# Given instruction:
Using the records that follow, copy every line containing the word "название".

# Data excerpts:
◇ ◇ ◇

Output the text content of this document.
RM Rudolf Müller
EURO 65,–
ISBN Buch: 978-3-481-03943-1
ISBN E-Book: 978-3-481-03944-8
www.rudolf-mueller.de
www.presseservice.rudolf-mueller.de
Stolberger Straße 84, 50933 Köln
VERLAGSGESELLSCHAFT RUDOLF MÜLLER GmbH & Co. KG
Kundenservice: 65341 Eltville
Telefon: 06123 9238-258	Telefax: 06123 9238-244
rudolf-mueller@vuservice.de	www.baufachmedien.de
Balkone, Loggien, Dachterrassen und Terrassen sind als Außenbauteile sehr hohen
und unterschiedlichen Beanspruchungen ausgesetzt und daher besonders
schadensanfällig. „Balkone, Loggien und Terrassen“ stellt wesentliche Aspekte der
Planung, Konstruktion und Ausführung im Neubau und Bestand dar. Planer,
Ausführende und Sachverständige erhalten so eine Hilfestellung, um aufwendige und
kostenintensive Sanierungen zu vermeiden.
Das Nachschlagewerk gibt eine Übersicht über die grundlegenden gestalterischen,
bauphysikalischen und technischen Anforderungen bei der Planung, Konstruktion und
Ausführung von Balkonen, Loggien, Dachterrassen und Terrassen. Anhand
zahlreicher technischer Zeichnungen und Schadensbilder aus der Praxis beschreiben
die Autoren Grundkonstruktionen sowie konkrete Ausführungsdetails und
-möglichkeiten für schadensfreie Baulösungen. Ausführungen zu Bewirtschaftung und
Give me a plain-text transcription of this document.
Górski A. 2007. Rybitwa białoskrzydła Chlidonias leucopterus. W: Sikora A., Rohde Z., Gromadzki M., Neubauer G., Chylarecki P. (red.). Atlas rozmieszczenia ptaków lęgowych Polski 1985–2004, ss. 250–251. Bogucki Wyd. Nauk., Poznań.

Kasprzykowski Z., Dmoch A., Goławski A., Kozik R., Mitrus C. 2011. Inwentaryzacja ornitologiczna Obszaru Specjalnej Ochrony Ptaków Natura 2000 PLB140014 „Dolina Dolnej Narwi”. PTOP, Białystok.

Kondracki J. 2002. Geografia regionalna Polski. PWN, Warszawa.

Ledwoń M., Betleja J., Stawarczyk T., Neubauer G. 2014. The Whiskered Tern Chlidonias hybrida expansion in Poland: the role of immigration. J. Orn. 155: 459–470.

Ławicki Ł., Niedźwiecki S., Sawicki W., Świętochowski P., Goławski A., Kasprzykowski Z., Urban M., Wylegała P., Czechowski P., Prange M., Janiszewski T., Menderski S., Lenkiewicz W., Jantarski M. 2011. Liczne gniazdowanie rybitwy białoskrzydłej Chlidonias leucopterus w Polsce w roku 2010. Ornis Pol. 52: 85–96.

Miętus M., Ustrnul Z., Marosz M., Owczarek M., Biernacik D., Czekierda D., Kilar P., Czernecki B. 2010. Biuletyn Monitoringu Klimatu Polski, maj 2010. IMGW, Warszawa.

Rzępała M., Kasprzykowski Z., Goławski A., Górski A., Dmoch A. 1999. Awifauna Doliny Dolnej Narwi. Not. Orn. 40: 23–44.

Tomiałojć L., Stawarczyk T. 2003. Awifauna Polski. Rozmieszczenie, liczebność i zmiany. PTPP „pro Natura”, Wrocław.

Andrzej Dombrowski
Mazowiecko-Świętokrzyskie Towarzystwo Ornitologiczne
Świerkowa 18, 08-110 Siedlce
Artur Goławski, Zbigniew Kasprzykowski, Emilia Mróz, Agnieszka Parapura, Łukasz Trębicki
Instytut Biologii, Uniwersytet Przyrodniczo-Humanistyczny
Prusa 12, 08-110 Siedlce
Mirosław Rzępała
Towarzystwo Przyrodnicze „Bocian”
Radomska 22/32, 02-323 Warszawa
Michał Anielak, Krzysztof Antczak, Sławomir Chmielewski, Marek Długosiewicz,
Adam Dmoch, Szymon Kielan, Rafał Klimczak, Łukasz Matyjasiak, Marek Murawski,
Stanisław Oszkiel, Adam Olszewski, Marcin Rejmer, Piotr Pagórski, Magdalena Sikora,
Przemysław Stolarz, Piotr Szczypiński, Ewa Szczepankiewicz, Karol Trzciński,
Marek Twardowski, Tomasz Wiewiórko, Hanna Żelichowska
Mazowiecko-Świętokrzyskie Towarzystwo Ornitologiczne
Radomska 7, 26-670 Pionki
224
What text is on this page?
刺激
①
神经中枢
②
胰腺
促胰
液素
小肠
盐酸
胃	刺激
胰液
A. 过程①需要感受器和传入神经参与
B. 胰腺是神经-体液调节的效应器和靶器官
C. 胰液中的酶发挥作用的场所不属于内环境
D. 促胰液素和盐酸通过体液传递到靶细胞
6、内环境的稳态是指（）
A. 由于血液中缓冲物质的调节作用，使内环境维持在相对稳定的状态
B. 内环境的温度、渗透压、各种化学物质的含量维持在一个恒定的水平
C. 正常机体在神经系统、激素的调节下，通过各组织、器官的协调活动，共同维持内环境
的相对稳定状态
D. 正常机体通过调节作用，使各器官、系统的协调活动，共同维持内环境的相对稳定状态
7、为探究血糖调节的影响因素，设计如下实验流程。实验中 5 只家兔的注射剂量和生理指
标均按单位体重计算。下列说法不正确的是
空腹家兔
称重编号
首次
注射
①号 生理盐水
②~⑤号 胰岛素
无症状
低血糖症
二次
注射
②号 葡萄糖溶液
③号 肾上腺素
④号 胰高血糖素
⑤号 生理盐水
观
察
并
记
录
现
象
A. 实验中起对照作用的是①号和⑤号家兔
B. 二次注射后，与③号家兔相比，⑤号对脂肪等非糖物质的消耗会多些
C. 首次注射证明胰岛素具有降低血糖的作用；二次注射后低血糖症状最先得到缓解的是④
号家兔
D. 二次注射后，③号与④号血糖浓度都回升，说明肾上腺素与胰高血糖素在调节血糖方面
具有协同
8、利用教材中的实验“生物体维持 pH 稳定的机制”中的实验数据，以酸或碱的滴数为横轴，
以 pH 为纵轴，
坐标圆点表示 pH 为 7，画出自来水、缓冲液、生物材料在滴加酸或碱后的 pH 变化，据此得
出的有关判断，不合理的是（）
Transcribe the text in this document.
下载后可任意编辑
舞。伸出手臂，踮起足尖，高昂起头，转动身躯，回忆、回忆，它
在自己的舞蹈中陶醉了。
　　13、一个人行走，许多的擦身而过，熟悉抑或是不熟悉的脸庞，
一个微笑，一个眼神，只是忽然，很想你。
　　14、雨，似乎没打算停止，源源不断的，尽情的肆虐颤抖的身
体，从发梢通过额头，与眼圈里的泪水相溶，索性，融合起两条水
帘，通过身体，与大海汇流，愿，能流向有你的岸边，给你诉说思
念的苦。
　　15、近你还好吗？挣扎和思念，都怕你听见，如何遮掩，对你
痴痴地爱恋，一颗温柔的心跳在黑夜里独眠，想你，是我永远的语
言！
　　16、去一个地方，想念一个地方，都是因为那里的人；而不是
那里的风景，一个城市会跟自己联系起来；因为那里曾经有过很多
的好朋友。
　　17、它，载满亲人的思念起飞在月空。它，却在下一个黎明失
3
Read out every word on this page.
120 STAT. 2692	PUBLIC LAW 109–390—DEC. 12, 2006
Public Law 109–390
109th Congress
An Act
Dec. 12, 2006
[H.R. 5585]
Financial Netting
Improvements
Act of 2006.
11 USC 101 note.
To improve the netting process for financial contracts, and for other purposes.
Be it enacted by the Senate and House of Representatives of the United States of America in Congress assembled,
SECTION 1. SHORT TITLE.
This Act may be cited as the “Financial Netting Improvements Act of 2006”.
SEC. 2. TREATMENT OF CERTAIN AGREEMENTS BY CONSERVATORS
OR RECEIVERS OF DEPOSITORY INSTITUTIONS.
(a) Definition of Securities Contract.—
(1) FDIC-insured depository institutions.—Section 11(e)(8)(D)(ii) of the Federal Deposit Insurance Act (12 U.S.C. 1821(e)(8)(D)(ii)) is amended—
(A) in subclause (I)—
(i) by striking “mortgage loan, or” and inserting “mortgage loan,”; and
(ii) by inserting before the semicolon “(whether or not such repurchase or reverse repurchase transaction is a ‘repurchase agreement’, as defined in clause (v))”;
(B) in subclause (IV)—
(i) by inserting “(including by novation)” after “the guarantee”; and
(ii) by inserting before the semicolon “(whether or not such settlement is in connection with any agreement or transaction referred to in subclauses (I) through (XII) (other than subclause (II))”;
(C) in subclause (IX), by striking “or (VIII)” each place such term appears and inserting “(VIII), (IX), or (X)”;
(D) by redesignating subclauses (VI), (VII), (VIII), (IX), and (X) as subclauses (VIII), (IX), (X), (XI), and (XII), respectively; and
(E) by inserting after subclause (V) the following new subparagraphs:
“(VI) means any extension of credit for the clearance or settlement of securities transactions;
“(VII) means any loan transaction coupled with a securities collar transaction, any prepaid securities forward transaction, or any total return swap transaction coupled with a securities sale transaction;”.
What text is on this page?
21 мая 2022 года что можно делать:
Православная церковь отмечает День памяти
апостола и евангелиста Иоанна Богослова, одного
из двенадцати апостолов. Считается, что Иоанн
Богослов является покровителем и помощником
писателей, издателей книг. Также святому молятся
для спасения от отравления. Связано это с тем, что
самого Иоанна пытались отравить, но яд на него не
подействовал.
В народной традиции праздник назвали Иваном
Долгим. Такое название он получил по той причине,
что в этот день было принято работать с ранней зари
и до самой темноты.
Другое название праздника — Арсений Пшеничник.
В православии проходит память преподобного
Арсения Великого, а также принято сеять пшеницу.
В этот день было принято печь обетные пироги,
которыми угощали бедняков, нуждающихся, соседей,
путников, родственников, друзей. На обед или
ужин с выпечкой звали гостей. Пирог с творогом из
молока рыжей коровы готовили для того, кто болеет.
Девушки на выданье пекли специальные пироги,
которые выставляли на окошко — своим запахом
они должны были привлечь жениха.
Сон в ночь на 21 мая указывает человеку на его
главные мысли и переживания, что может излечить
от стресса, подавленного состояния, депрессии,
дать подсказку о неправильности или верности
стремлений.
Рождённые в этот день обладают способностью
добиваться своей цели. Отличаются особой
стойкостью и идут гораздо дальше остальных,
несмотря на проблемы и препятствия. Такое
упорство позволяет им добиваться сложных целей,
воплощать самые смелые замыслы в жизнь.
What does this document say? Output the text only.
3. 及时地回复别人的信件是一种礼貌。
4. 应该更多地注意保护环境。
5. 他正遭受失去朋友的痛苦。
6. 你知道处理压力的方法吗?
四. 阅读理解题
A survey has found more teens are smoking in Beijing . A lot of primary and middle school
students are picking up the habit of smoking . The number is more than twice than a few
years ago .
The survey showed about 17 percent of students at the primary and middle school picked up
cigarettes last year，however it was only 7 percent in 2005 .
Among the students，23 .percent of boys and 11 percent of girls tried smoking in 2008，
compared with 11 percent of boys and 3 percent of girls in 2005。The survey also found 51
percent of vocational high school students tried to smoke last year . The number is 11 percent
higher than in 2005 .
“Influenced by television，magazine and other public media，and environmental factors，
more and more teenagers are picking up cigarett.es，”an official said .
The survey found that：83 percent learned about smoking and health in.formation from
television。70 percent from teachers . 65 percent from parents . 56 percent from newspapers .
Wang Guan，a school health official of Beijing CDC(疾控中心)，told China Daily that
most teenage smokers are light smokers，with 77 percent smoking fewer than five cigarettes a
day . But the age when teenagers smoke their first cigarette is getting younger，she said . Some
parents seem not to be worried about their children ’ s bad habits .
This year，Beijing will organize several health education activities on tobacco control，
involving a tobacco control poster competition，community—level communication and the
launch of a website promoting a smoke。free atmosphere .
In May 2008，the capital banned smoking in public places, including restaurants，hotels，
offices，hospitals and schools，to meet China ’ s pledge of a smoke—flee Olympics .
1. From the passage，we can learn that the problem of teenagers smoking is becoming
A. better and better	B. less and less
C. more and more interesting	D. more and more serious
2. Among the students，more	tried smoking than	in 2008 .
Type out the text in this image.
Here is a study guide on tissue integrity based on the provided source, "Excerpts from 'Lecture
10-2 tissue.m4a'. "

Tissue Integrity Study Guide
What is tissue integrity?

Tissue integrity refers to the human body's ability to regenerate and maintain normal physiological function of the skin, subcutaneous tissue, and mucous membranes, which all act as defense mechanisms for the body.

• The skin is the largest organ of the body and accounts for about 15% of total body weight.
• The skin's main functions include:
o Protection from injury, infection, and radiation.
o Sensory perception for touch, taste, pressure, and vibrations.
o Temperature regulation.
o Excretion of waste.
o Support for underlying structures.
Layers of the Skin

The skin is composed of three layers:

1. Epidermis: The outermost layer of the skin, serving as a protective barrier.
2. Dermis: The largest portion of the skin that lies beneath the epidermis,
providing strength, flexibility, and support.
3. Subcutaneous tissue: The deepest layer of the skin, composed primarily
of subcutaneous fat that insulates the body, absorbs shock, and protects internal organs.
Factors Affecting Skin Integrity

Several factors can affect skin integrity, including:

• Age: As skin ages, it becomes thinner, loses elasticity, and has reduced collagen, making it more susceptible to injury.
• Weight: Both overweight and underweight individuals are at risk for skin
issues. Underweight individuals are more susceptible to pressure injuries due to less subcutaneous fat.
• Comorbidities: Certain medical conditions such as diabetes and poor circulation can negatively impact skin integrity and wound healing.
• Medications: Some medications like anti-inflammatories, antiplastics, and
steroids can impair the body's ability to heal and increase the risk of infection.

◇ ◇ ◇

# Result of this task:
Долгим. Такое название он получил по той причине,
Другое название праздника — Арсений Пшеничник.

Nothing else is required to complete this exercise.